> **EXERCISE**:
Pull out every line below that contains the word "ISCCP".

> **MATERIALS PROVIDED**:
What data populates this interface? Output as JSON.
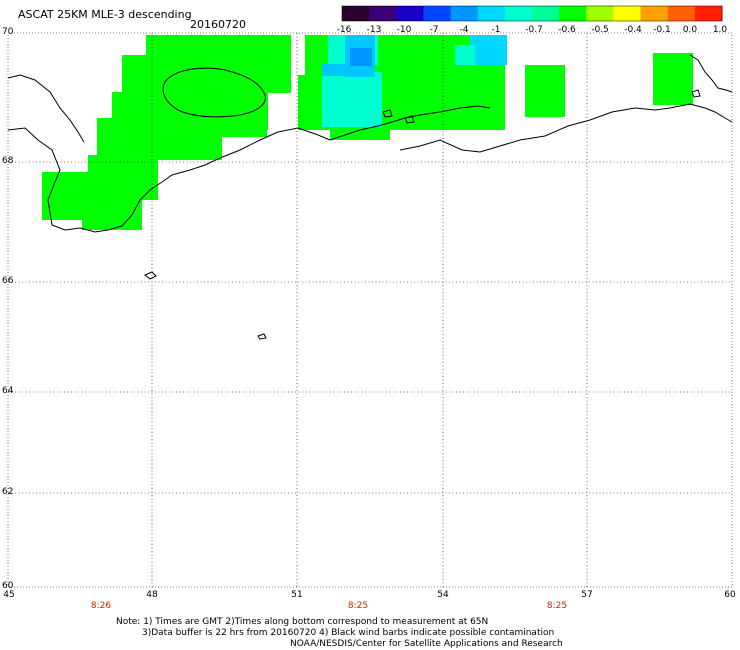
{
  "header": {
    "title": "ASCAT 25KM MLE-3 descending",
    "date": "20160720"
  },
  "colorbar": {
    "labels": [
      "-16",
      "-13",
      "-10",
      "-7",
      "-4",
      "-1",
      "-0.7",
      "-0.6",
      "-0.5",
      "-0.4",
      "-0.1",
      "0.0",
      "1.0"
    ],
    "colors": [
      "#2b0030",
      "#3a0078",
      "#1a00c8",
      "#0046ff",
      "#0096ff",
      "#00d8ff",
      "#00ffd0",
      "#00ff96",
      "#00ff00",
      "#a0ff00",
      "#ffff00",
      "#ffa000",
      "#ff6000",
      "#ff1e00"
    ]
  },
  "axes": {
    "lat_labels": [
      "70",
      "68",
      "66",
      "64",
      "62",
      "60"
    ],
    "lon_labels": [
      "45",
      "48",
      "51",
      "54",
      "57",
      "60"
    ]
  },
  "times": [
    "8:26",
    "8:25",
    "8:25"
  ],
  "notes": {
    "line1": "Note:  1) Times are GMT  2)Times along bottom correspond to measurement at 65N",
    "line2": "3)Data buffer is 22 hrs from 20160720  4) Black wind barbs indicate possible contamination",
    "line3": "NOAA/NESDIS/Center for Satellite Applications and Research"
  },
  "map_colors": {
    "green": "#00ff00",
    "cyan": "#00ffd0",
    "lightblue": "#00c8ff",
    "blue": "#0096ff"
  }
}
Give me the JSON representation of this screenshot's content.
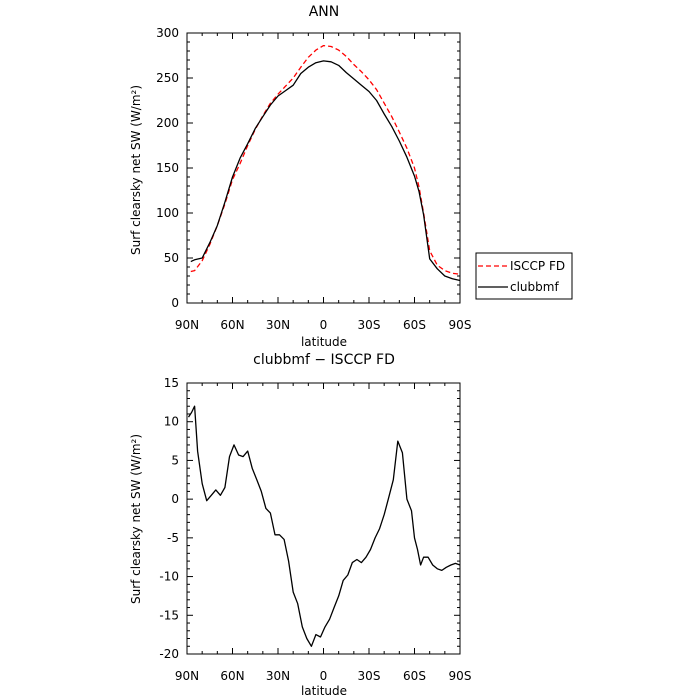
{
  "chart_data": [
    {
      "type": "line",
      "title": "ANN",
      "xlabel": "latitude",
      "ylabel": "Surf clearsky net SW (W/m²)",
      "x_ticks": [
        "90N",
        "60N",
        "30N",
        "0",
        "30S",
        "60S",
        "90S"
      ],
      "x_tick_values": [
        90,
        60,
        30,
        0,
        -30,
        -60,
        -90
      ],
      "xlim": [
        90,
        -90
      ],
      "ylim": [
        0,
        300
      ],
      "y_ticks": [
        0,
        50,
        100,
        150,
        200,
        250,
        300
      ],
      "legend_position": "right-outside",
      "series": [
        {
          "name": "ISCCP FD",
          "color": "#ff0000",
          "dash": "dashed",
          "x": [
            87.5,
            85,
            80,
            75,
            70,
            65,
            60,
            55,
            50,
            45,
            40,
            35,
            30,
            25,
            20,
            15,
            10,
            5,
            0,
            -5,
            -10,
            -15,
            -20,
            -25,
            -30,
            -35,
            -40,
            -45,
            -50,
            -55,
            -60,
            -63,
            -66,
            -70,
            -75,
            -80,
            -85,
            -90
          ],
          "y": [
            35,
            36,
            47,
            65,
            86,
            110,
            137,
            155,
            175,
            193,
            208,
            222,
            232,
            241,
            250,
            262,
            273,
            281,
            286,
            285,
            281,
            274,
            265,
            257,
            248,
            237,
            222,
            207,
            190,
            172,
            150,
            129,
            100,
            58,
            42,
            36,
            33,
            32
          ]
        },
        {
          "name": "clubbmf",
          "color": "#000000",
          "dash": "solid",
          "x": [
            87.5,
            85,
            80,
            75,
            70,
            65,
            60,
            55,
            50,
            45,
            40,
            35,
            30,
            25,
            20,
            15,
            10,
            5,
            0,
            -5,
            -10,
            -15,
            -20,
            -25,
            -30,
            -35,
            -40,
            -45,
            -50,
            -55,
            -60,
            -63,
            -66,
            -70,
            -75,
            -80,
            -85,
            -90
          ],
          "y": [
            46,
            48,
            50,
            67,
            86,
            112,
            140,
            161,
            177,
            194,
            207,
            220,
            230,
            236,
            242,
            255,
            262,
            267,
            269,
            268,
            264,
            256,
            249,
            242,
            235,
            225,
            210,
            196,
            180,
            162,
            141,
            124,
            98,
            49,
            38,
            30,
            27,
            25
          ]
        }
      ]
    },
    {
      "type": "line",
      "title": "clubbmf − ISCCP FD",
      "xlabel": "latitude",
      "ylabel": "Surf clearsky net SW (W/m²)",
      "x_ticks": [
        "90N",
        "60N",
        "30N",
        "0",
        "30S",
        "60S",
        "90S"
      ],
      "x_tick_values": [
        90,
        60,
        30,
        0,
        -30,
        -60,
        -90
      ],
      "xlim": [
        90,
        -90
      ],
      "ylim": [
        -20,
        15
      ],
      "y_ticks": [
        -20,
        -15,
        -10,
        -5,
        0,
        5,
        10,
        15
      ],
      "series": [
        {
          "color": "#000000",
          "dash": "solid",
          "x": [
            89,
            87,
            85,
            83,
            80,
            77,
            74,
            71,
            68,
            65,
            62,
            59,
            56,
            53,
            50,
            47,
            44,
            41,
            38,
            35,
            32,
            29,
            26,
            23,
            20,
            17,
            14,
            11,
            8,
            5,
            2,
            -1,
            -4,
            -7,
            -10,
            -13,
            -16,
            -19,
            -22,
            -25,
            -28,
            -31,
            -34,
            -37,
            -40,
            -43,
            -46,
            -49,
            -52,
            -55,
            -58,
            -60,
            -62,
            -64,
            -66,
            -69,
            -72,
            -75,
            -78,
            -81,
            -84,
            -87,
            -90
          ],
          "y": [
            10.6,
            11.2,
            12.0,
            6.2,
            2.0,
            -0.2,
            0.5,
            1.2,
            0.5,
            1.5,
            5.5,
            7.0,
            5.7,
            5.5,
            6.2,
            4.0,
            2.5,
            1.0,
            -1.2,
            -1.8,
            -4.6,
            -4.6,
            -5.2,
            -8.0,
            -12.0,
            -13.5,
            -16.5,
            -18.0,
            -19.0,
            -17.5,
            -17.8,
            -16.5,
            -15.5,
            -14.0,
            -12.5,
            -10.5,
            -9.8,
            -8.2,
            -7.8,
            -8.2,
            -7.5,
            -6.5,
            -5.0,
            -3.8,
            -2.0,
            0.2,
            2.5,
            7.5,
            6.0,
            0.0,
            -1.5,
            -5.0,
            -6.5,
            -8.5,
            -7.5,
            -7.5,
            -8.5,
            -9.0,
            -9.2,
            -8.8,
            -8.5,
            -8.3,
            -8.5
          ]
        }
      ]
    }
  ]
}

> **CORRECT RESULT**:
          "name": "ISCCP FD",
      "title": "clubbmf − ISCCP FD",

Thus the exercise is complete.